> [Task description]: Filter the data below for the string "text" and copy each matching line.

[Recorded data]
——

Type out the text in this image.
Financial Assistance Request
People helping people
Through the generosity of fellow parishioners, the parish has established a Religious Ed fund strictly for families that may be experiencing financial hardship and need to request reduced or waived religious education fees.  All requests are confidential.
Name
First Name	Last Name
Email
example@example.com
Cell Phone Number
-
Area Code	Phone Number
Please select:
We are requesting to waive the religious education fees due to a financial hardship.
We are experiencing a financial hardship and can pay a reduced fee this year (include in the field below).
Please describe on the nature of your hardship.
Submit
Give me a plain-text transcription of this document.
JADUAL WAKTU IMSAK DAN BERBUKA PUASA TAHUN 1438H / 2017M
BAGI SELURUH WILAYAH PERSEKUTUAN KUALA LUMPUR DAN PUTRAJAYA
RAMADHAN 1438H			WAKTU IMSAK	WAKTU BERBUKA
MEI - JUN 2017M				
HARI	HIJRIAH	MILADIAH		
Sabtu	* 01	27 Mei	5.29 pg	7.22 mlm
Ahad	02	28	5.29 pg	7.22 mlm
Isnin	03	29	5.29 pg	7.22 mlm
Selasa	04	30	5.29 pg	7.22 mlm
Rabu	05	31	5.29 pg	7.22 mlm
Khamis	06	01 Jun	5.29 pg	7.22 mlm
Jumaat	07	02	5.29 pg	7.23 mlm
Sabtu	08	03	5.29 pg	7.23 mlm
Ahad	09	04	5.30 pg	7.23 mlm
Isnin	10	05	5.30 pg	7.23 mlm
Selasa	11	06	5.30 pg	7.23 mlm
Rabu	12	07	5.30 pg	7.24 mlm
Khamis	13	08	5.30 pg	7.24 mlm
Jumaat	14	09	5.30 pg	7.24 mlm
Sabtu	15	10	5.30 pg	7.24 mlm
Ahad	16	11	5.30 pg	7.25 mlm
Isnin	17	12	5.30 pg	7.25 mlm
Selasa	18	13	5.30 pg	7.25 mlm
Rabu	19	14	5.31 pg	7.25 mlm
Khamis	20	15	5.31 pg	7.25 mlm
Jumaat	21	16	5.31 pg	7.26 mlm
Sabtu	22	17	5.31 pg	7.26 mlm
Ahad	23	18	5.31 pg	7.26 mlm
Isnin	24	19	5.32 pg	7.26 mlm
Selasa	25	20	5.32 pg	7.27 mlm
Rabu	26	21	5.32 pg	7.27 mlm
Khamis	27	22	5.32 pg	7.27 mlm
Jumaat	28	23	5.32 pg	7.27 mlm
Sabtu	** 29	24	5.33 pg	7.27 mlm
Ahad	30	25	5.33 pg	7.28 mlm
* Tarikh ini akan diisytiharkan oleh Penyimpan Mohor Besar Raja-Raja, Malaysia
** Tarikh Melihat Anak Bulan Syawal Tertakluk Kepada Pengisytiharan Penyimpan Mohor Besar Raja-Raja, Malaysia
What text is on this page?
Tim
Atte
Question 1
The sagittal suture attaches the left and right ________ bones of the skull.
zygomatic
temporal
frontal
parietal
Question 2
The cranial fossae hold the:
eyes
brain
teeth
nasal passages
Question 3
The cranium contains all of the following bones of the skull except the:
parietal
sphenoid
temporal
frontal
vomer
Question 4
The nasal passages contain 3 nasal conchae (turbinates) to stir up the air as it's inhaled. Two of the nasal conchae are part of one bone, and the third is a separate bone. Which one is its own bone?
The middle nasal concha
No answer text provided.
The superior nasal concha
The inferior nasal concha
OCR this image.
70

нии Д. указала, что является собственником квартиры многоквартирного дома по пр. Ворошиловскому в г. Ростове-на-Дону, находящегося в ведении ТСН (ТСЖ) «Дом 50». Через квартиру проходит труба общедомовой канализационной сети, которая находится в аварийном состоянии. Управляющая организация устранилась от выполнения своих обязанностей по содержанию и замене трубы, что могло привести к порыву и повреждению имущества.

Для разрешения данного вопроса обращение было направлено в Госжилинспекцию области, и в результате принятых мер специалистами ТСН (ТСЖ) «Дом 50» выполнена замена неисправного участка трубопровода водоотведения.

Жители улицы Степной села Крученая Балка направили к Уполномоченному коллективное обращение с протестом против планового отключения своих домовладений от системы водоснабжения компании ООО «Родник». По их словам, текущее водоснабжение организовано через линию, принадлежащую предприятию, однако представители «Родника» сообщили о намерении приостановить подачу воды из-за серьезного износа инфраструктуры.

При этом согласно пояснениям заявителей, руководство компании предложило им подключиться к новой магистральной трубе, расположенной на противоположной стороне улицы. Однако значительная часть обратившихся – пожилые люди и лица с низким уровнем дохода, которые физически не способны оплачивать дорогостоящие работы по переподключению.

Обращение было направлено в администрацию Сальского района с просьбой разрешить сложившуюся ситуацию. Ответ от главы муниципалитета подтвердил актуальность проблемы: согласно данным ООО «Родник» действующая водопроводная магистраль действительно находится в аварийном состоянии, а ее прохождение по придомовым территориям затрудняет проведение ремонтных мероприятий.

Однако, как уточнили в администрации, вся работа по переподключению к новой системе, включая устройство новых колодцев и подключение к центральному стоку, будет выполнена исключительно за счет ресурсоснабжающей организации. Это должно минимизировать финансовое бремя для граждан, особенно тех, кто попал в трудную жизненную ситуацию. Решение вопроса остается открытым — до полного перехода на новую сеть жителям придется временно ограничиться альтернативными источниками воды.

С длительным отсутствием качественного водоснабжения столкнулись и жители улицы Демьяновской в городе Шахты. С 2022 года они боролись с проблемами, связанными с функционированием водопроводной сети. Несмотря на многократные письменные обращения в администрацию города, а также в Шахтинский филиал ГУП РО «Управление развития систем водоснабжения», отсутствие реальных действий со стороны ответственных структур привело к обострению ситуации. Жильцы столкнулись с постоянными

——

> [Solved exercise]:
Type out the text in this image.
Give me a plain-text transcription of this document.
What text is on this page?
No answer text provided.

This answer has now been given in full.